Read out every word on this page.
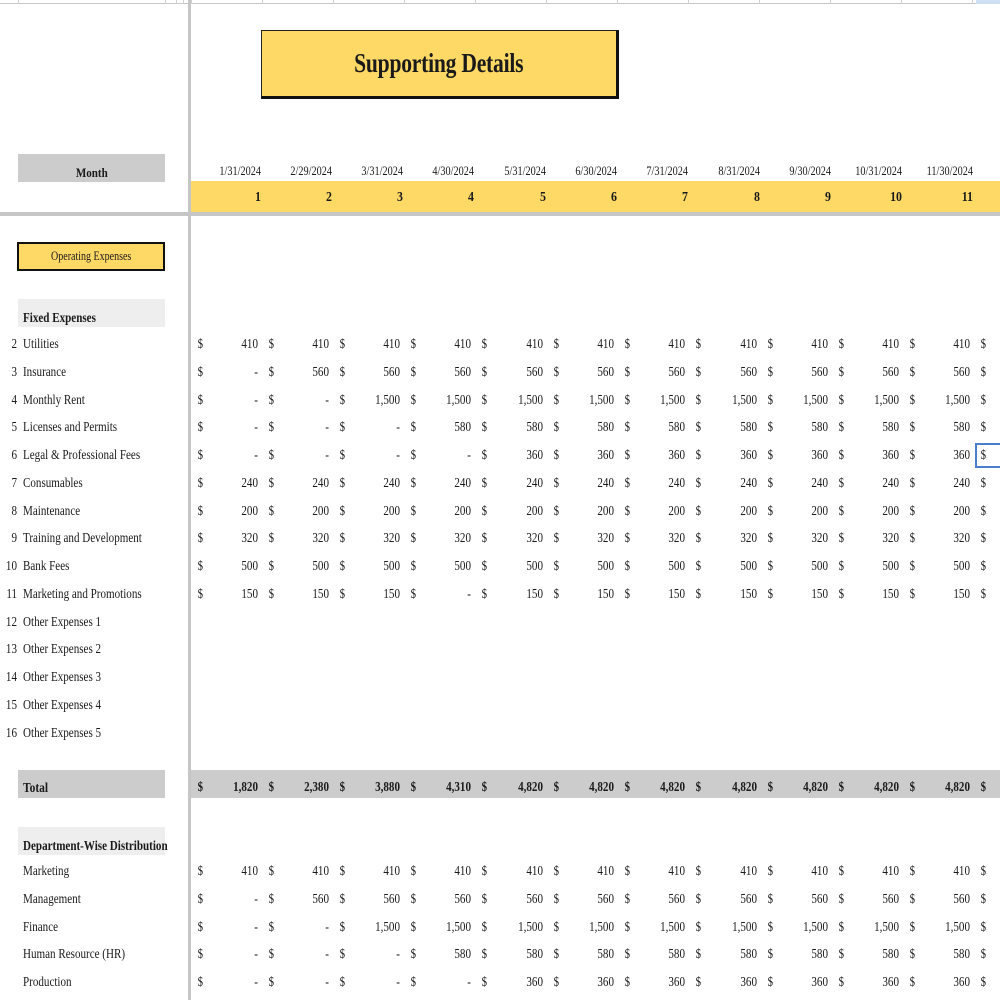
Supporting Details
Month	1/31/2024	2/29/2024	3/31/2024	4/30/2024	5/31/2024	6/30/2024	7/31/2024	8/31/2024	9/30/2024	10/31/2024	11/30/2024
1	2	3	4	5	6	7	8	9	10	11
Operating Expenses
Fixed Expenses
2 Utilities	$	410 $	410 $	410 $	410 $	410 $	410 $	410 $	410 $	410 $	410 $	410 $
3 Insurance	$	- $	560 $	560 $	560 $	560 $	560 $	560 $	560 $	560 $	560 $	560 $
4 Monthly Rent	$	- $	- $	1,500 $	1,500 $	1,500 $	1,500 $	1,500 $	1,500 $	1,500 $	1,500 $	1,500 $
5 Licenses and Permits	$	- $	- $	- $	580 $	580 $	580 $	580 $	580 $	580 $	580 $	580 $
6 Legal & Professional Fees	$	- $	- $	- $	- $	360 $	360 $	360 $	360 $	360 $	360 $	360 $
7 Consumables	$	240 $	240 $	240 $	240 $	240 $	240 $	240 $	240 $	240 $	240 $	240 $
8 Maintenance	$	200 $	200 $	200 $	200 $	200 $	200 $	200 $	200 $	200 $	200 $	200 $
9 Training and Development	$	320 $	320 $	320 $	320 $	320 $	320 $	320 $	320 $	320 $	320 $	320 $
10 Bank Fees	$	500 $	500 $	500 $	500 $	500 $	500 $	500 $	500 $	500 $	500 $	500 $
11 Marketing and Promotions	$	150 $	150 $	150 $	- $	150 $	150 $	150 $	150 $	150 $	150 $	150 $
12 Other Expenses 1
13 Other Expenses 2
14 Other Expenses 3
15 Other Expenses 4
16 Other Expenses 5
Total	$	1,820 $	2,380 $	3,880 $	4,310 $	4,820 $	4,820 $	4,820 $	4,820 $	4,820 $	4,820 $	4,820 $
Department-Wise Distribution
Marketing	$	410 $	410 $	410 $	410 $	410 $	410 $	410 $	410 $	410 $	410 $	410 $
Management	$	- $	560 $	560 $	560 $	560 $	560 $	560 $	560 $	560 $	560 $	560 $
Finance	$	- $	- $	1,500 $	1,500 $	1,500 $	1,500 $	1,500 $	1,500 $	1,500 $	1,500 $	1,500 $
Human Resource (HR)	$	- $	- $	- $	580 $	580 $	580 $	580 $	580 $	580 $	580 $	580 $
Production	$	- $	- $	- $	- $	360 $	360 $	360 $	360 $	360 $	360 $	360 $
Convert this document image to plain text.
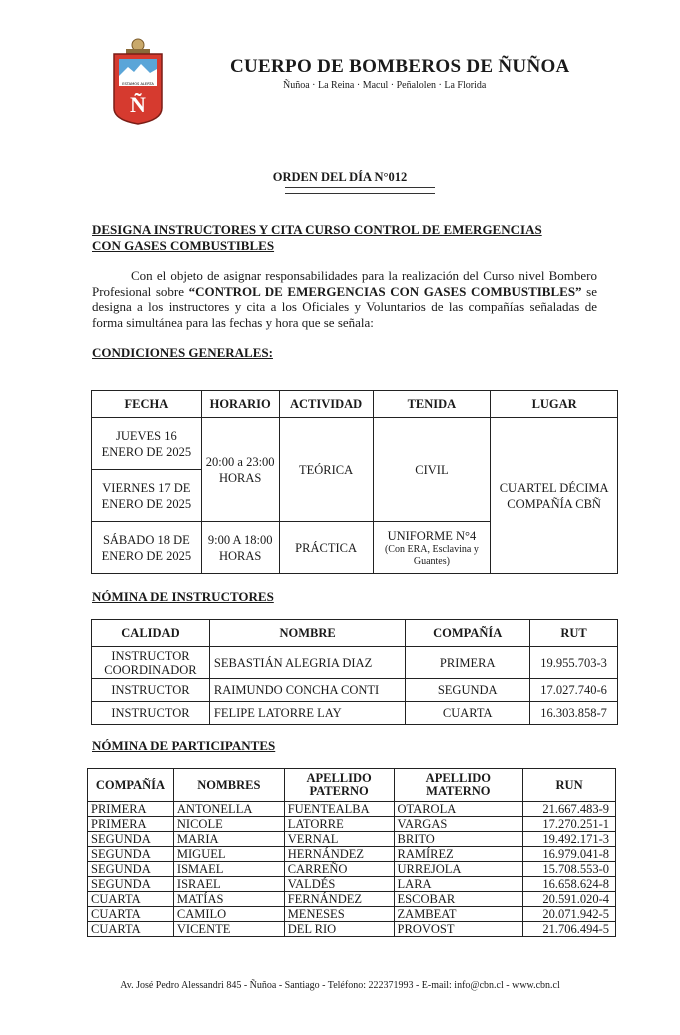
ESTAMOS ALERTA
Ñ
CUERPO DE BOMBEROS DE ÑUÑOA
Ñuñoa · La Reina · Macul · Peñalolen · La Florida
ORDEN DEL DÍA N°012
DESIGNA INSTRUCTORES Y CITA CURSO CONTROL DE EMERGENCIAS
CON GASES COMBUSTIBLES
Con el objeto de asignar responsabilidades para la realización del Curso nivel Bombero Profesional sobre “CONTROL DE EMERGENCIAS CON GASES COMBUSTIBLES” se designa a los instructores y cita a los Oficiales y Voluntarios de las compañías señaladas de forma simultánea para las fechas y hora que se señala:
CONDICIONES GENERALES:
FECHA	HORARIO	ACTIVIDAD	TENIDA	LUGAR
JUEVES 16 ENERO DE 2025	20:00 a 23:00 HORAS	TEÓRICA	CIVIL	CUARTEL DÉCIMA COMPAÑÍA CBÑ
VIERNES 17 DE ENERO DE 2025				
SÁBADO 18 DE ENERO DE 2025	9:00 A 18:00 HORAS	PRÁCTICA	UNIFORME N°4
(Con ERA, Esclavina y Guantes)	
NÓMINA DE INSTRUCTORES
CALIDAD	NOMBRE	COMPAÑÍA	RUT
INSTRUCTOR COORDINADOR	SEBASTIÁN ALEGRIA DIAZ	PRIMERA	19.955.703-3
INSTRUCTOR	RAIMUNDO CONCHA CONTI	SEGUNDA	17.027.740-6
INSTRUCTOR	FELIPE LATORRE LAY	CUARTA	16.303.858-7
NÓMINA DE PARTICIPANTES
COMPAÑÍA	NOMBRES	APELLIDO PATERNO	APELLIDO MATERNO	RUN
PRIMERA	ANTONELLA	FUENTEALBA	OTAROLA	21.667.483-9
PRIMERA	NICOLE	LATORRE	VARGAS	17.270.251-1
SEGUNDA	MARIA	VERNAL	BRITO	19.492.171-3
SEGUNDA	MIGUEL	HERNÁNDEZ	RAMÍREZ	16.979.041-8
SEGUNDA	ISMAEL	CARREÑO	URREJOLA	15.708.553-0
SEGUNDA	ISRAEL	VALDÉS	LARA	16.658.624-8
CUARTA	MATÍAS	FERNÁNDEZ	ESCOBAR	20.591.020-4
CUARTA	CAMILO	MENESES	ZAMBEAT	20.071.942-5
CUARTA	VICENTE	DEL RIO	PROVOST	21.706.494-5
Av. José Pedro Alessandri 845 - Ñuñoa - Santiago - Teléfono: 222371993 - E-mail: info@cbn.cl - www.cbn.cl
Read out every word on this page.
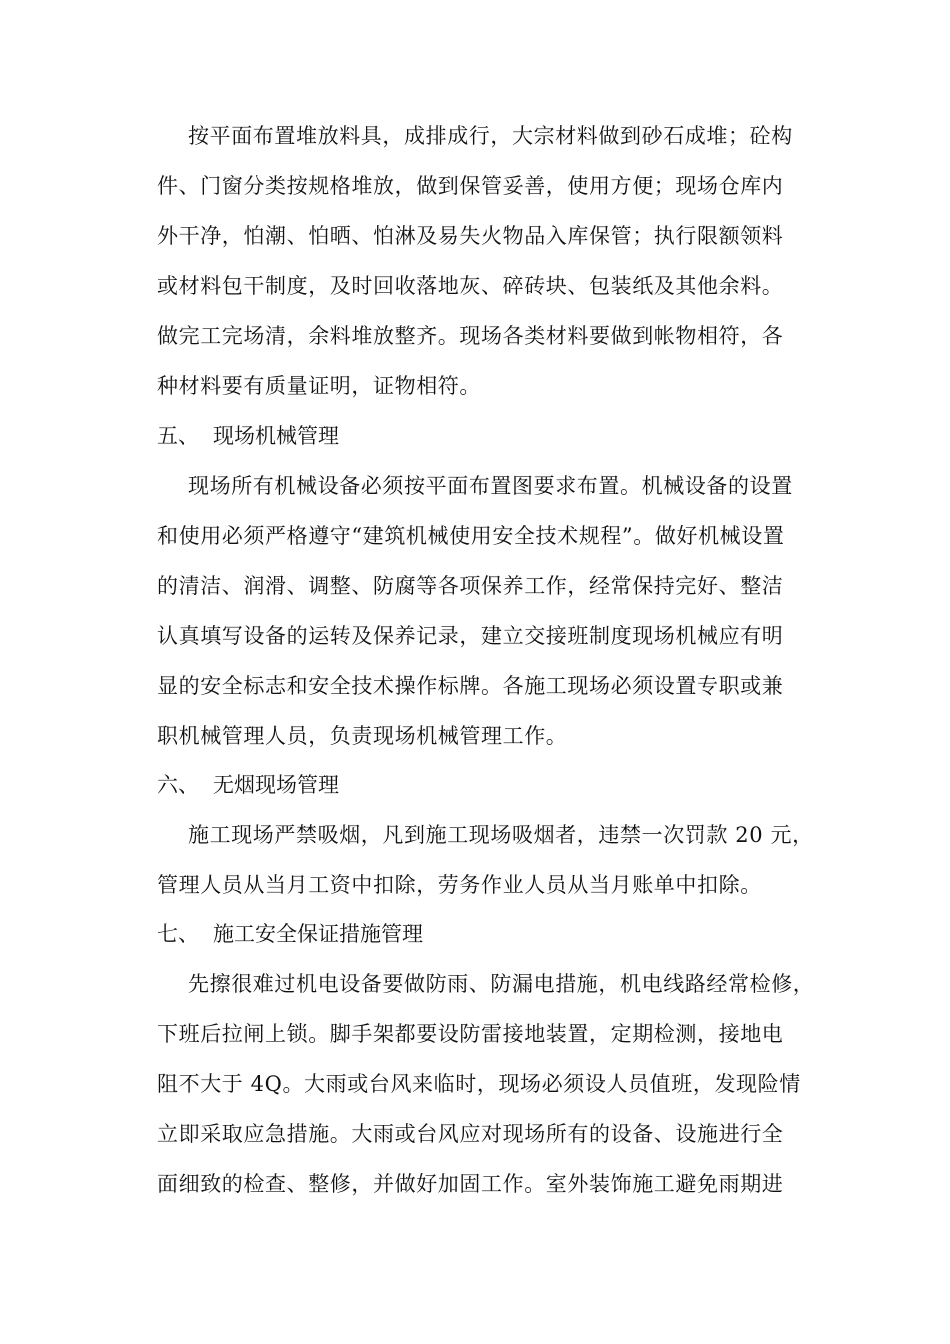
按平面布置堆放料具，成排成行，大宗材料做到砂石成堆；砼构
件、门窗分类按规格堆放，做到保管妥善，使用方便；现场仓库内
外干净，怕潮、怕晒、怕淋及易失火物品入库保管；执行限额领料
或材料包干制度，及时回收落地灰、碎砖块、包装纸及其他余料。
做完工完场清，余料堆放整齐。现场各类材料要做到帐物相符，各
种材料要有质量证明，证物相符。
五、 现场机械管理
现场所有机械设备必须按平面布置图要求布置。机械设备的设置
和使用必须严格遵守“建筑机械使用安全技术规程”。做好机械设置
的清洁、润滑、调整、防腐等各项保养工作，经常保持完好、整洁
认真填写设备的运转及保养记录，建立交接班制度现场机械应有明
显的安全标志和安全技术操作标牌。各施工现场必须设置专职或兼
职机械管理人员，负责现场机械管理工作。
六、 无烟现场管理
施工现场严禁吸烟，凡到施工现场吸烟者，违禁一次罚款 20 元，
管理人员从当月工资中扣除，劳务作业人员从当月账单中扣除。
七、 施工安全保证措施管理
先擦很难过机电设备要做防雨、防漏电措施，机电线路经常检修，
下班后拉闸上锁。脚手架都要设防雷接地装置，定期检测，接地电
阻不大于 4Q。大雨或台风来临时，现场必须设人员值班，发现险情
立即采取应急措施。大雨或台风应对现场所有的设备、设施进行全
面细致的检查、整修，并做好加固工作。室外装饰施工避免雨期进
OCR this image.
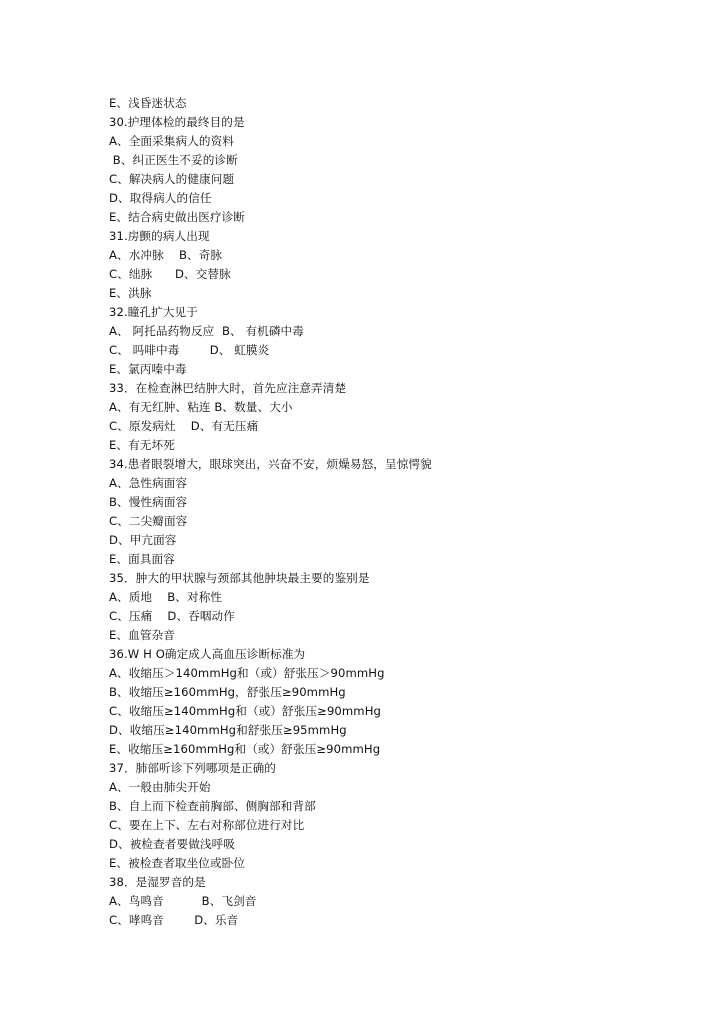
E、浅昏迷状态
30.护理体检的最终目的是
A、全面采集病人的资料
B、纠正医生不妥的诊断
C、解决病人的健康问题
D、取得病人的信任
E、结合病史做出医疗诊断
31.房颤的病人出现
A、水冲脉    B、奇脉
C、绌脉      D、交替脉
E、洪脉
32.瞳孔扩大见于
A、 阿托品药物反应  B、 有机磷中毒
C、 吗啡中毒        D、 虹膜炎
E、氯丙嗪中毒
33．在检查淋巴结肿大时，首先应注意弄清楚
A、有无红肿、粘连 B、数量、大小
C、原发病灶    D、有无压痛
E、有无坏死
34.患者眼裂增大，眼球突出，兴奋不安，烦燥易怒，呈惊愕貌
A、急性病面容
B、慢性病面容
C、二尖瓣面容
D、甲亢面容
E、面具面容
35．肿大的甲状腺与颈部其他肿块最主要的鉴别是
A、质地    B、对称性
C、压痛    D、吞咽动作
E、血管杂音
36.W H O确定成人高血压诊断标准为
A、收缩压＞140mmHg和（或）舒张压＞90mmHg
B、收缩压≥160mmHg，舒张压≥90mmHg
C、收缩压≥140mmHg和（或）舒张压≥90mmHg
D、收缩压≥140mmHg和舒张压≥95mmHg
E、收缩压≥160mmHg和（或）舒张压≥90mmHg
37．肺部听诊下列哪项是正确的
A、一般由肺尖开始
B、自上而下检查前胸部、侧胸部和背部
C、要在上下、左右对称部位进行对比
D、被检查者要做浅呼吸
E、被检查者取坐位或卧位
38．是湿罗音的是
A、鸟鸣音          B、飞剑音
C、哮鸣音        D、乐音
☆ ☆ ☆
The request: Show every line from the entries above in which the word "EMERGENCIAS" appears.

Solved exercise:
DESIGNA INSTRUCTORES Y CITA CURSO CONTROL DE EMERGENCIAS
Con el objeto de asignar responsabilidades para la realización del Curso nivel Bombero Profesional sobre “CONTROL DE EMERGENCIAS CON GASES COMBUSTIBLES” se designa a los instructores y cita a los Oficiales y Voluntarios de las compañías señaladas de forma simultánea para las fechas y hora que se señala:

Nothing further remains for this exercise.